- _WHAT IS EXPECTED_
Repeat the entire listing exactly.

- _EXERCISE MATERIALS_
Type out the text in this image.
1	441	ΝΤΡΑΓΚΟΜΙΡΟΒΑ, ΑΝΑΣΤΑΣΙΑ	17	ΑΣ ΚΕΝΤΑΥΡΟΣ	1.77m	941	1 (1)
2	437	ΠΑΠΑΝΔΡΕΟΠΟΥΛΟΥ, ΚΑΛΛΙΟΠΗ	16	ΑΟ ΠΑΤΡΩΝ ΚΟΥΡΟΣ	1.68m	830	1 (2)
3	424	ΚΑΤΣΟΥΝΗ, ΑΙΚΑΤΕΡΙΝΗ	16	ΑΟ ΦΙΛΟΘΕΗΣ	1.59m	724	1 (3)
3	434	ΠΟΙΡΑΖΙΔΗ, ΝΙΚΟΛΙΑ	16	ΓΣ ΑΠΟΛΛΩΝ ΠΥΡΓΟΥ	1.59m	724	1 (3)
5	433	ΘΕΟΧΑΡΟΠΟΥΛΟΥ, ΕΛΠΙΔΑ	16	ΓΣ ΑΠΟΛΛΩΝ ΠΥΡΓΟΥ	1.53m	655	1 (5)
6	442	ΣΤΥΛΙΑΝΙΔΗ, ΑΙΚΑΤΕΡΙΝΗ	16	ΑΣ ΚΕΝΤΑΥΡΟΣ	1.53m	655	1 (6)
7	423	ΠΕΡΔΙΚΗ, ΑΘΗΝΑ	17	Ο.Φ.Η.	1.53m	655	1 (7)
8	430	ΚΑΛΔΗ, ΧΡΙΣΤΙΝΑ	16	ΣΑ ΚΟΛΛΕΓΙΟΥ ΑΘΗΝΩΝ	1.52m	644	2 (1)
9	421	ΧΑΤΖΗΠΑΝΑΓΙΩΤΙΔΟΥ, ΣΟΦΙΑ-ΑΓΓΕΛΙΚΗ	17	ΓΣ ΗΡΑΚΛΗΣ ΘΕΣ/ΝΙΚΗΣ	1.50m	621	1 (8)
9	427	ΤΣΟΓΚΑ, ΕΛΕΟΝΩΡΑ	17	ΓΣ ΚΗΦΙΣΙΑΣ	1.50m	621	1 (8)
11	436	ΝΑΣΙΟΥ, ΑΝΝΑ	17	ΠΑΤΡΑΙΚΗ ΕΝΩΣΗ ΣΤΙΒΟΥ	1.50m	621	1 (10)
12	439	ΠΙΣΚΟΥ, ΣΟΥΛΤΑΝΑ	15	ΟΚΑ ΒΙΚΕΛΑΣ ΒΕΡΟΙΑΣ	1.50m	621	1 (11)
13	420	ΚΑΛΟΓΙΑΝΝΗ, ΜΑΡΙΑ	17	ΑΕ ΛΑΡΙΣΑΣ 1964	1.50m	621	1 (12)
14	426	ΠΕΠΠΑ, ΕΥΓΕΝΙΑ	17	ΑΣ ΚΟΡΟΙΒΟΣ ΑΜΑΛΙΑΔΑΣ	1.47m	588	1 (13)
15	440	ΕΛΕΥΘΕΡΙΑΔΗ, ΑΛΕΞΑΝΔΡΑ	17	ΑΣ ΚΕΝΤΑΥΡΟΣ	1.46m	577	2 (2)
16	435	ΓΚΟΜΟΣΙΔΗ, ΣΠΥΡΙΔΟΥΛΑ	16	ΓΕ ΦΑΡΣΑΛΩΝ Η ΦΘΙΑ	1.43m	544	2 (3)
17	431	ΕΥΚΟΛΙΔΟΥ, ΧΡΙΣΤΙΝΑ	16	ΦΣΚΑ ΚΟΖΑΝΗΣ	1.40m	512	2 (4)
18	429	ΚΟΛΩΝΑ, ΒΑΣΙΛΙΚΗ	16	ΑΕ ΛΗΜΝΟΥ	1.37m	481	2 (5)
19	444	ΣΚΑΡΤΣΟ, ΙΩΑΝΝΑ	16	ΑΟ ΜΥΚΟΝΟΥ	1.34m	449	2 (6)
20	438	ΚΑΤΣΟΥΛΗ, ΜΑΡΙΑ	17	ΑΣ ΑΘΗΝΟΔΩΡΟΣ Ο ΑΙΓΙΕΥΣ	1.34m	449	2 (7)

- _SOLUTION_
Type out the text in this image.
1	441	ΝΤΡΑΓΚΟΜΙΡΟΒΑ, ΑΝΑΣΤΑΣΙΑ	17	ΑΣ ΚΕΝΤΑΥΡΟΣ	1.77m	941	1 (1)
2	437	ΠΑΠΑΝΔΡΕΟΠΟΥΛΟΥ, ΚΑΛΛΙΟΠΗ	16	ΑΟ ΠΑΤΡΩΝ ΚΟΥΡΟΣ	1.68m	830	1 (2)
3	424	ΚΑΤΣΟΥΝΗ, ΑΙΚΑΤΕΡΙΝΗ	16	ΑΟ ΦΙΛΟΘΕΗΣ	1.59m	724	1 (3)
3	434	ΠΟΙΡΑΖΙΔΗ, ΝΙΚΟΛΙΑ	16	ΓΣ ΑΠΟΛΛΩΝ ΠΥΡΓΟΥ	1.59m	724	1 (3)
5	433	ΘΕΟΧΑΡΟΠΟΥΛΟΥ, ΕΛΠΙΔΑ	16	ΓΣ ΑΠΟΛΛΩΝ ΠΥΡΓΟΥ	1.53m	655	1 (5)
6	442	ΣΤΥΛΙΑΝΙΔΗ, ΑΙΚΑΤΕΡΙΝΗ	16	ΑΣ ΚΕΝΤΑΥΡΟΣ	1.53m	655	1 (6)
7	423	ΠΕΡΔΙΚΗ, ΑΘΗΝΑ	17	Ο.Φ.Η.	1.53m	655	1 (7)
8	430	ΚΑΛΔΗ, ΧΡΙΣΤΙΝΑ	16	ΣΑ ΚΟΛΛΕΓΙΟΥ ΑΘΗΝΩΝ	1.52m	644	2 (1)
9	421	ΧΑΤΖΗΠΑΝΑΓΙΩΤΙΔΟΥ, ΣΟΦΙΑ-ΑΓΓΕΛΙΚΗ	17	ΓΣ ΗΡΑΚΛΗΣ ΘΕΣ/ΝΙΚΗΣ	1.50m	621	1 (8)
9	427	ΤΣΟΓΚΑ, ΕΛΕΟΝΩΡΑ	17	ΓΣ ΚΗΦΙΣΙΑΣ	1.50m	621	1 (8)
11	436	ΝΑΣΙΟΥ, ΑΝΝΑ	17	ΠΑΤΡΑΙΚΗ ΕΝΩΣΗ ΣΤΙΒΟΥ	1.50m	621	1 (10)
12	439	ΠΙΣΚΟΥ, ΣΟΥΛΤΑΝΑ	15	ΟΚΑ ΒΙΚΕΛΑΣ ΒΕΡΟΙΑΣ	1.50m	621	1 (11)
13	420	ΚΑΛΟΓΙΑΝΝΗ, ΜΑΡΙΑ	17	ΑΕ ΛΑΡΙΣΑΣ 1964	1.50m	621	1 (12)
14	426	ΠΕΠΠΑ, ΕΥΓΕΝΙΑ	17	ΑΣ ΚΟΡΟΙΒΟΣ ΑΜΑΛΙΑΔΑΣ	1.47m	588	1 (13)
15	440	ΕΛΕΥΘΕΡΙΑΔΗ, ΑΛΕΞΑΝΔΡΑ	17	ΑΣ ΚΕΝΤΑΥΡΟΣ	1.46m	577	2 (2)
16	435	ΓΚΟΜΟΣΙΔΗ, ΣΠΥΡΙΔΟΥΛΑ	16	ΓΕ ΦΑΡΣΑΛΩΝ Η ΦΘΙΑ	1.43m	544	2 (3)
17	431	ΕΥΚΟΛΙΔΟΥ, ΧΡΙΣΤΙΝΑ	16	ΦΣΚΑ ΚΟΖΑΝΗΣ	1.40m	512	2 (4)
18	429	ΚΟΛΩΝΑ, ΒΑΣΙΛΙΚΗ	16	ΑΕ ΛΗΜΝΟΥ	1.37m	481	2 (5)
19	444	ΣΚΑΡΤΣΟ, ΙΩΑΝΝΑ	16	ΑΟ ΜΥΚΟΝΟΥ	1.34m	449	2 (6)
20	438	ΚΑΤΣΟΥΛΗ, ΜΑΡΙΑ	17	ΑΣ ΑΘΗΝΟΔΩΡΟΣ Ο ΑΙΓΙΕΥΣ	1.34m	449	2 (7)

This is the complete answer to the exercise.